> [Objective]
All records below must be retyped exactly.

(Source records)
┄┄┄┄┄┄

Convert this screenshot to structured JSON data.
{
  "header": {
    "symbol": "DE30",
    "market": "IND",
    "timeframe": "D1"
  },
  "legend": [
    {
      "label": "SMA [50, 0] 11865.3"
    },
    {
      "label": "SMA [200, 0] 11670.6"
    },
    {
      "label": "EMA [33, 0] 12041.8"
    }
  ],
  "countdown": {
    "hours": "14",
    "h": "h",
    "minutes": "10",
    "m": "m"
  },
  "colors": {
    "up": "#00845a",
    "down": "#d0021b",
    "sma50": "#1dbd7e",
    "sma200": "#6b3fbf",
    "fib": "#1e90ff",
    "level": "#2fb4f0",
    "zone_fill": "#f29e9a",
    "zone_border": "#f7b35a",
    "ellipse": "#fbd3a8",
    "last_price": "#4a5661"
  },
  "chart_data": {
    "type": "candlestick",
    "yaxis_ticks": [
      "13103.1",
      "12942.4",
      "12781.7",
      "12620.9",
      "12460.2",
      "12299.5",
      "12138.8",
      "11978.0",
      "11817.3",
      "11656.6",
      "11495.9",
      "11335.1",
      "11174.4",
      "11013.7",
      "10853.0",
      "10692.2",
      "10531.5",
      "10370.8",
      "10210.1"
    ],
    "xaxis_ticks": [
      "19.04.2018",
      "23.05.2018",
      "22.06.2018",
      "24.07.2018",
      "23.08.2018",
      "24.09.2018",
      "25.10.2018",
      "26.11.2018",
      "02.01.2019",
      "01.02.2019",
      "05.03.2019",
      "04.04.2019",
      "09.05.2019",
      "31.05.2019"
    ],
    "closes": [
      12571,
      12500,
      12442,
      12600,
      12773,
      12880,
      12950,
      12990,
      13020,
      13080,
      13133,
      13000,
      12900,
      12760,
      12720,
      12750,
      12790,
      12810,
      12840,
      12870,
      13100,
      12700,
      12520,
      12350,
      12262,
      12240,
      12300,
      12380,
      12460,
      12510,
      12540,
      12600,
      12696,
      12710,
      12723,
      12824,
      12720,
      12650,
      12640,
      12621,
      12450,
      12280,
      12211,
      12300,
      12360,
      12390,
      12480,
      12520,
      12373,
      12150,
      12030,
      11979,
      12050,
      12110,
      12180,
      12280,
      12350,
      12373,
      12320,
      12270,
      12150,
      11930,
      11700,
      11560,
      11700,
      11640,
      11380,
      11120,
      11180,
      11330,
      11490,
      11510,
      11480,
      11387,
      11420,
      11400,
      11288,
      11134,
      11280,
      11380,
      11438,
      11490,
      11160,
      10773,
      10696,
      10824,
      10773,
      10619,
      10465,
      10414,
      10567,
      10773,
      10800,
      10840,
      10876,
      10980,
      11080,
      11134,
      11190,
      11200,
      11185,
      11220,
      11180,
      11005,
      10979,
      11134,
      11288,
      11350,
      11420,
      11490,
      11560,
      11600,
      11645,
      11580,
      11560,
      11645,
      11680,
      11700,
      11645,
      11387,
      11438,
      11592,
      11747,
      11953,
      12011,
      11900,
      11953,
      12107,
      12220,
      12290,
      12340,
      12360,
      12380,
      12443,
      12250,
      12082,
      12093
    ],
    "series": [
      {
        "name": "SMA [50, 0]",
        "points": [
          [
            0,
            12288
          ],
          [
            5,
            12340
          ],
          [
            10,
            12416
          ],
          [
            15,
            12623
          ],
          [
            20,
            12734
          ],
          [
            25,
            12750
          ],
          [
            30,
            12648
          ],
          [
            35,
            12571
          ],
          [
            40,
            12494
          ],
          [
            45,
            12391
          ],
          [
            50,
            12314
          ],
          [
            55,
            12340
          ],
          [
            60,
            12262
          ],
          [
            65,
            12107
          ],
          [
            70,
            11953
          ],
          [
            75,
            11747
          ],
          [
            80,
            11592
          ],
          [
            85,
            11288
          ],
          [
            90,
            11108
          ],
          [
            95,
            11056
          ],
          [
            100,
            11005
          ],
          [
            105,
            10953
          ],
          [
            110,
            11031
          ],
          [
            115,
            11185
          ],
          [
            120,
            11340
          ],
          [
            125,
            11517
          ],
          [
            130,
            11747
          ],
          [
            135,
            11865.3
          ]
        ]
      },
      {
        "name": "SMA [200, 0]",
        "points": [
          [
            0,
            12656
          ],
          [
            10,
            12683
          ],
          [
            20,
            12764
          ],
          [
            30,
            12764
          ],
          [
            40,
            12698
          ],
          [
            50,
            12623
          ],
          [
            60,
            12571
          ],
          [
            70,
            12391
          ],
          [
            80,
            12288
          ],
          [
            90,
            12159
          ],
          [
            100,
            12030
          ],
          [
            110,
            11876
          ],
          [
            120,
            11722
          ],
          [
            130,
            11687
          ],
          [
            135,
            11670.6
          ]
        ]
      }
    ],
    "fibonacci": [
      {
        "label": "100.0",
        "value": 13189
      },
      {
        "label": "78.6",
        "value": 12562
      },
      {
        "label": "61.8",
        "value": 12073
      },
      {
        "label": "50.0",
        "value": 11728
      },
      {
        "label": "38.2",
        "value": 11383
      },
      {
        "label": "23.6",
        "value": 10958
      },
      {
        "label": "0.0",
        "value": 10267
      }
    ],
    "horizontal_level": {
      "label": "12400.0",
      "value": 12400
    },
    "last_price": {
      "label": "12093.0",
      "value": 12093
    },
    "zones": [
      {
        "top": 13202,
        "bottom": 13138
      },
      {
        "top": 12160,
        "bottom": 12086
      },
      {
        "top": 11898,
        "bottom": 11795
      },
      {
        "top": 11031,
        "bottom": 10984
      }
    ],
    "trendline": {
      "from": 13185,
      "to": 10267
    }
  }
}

┄┄┄┄┄┄

> [Solution below]
Convert this screenshot to structured JSON data.
{
  "header": {
    "symbol": "DE30",
    "market": "IND",
    "timeframe": "D1"
  },
  "legend": [
    {
      "label": "SMA [50, 0] 11865.3"
    },
    {
      "label": "SMA [200, 0] 11670.6"
    },
    {
      "label": "EMA [33, 0] 12041.8"
    }
  ],
  "countdown": {
    "hours": "14",
    "h": "h",
    "minutes": "10",
    "m": "m"
  },
  "colors": {
    "up": "#00845a",
    "down": "#d0021b",
    "sma50": "#1dbd7e",
    "sma200": "#6b3fbf",
    "fib": "#1e90ff",
    "level": "#2fb4f0",
    "zone_fill": "#f29e9a",
    "zone_border": "#f7b35a",
    "ellipse": "#fbd3a8",
    "last_price": "#4a5661"
  },
  "chart_data": {
    "type": "candlestick",
    "yaxis_ticks": [
      "13103.1",
      "12942.4",
      "12781.7",
      "12620.9",
      "12460.2",
      "12299.5",
      "12138.8",
      "11978.0",
      "11817.3",
      "11656.6",
      "11495.9",
      "11335.1",
      "11174.4",
      "11013.7",
      "10853.0",
      "10692.2",
      "10531.5",
      "10370.8",
      "10210.1"
    ],
    "xaxis_ticks": [
      "19.04.2018",
      "23.05.2018",
      "22.06.2018",
      "24.07.2018",
      "23.08.2018",
      "24.09.2018",
      "25.10.2018",
      "26.11.2018",
      "02.01.2019",
      "01.02.2019",
      "05.03.2019",
      "04.04.2019",
      "09.05.2019",
      "31.05.2019"
    ],
    "closes": [
      12571,
      12500,
      12442,
      12600,
      12773,
      12880,
      12950,
      12990,
      13020,
      13080,
      13133,
      13000,
      12900,
      12760,
      12720,
      12750,
      12790,
      12810,
      12840,
      12870,
      13100,
      12700,
      12520,
      12350,
      12262,
      12240,
      12300,
      12380,
      12460,
      12510,
      12540,
      12600,
      12696,
      12710,
      12723,
      12824,
      12720,
      12650,
      12640,
      12621,
      12450,
      12280,
      12211,
      12300,
      12360,
      12390,
      12480,
      12520,
      12373,
      12150,
      12030,
      11979,
      12050,
      12110,
      12180,
      12280,
      12350,
      12373,
      12320,
      12270,
      12150,
      11930,
      11700,
      11560,
      11700,
      11640,
      11380,
      11120,
      11180,
      11330,
      11490,
      11510,
      11480,
      11387,
      11420,
      11400,
      11288,
      11134,
      11280,
      11380,
      11438,
      11490,
      11160,
      10773,
      10696,
      10824,
      10773,
      10619,
      10465,
      10414,
      10567,
      10773,
      10800,
      10840,
      10876,
      10980,
      11080,
      11134,
      11190,
      11200,
      11185,
      11220,
      11180,
      11005,
      10979,
      11134,
      11288,
      11350,
      11420,
      11490,
      11560,
      11600,
      11645,
      11580,
      11560,
      11645,
      11680,
      11700,
      11645,
      11387,
      11438,
      11592,
      11747,
      11953,
      12011,
      11900,
      11953,
      12107,
      12220,
      12290,
      12340,
      12360,
      12380,
      12443,
      12250,
      12082,
      12093
    ],
    "series": [
      {
        "name": "SMA [50, 0]",
        "points": [
          [
            0,
            12288
          ],
          [
            5,
            12340
          ],
          [
            10,
            12416
          ],
          [
            15,
            12623
          ],
          [
            20,
            12734
          ],
          [
            25,
            12750
          ],
          [
            30,
            12648
          ],
          [
            35,
            12571
          ],
          [
            40,
            12494
          ],
          [
            45,
            12391
          ],
          [
            50,
            12314
          ],
          [
            55,
            12340
          ],
          [
            60,
            12262
          ],
          [
            65,
            12107
          ],
          [
            70,
            11953
          ],
          [
            75,
            11747
          ],
          [
            80,
            11592
          ],
          [
            85,
            11288
          ],
          [
            90,
            11108
          ],
          [
            95,
            11056
          ],
          [
            100,
            11005
          ],
          [
            105,
            10953
          ],
          [
            110,
            11031
          ],
          [
            115,
            11185
          ],
          [
            120,
            11340
          ],
          [
            125,
            11517
          ],
          [
            130,
            11747
          ],
          [
            135,
            11865.3
          ]
        ]
      },
      {
        "name": "SMA [200, 0]",
        "points": [
          [
            0,
            12656
          ],
          [
            10,
            12683
          ],
          [
            20,
            12764
          ],
          [
            30,
            12764
          ],
          [
            40,
            12698
          ],
          [
            50,
            12623
          ],
          [
            60,
            12571
          ],
          [
            70,
            12391
          ],
          [
            80,
            12288
          ],
          [
            90,
            12159
          ],
          [
            100,
            12030
          ],
          [
            110,
            11876
          ],
          [
            120,
            11722
          ],
          [
            130,
            11687
          ],
          [
            135,
            11670.6
          ]
        ]
      }
    ],
    "fibonacci": [
      {
        "label": "100.0",
        "value": 13189
      },
      {
        "label": "78.6",
        "value": 12562
      },
      {
        "label": "61.8",
        "value": 12073
      },
      {
        "label": "50.0",
        "value": 11728
      },
      {
        "label": "38.2",
        "value": 11383
      },
      {
        "label": "23.6",
        "value": 10958
      },
      {
        "label": "0.0",
        "value": 10267
      }
    ],
    "horizontal_level": {
      "label": "12400.0",
      "value": 12400
    },
    "last_price": {
      "label": "12093.0",
      "value": 12093
    },
    "zones": [
      {
        "top": 13202,
        "bottom": 13138
      },
      {
        "top": 12160,
        "bottom": 12086
      },
      {
        "top": 11898,
        "bottom": 11795
      },
      {
        "top": 11031,
        "bottom": 10984
      }
    ],
    "trendline": {
      "from": 13185,
      "to": 10267
    }
  }
}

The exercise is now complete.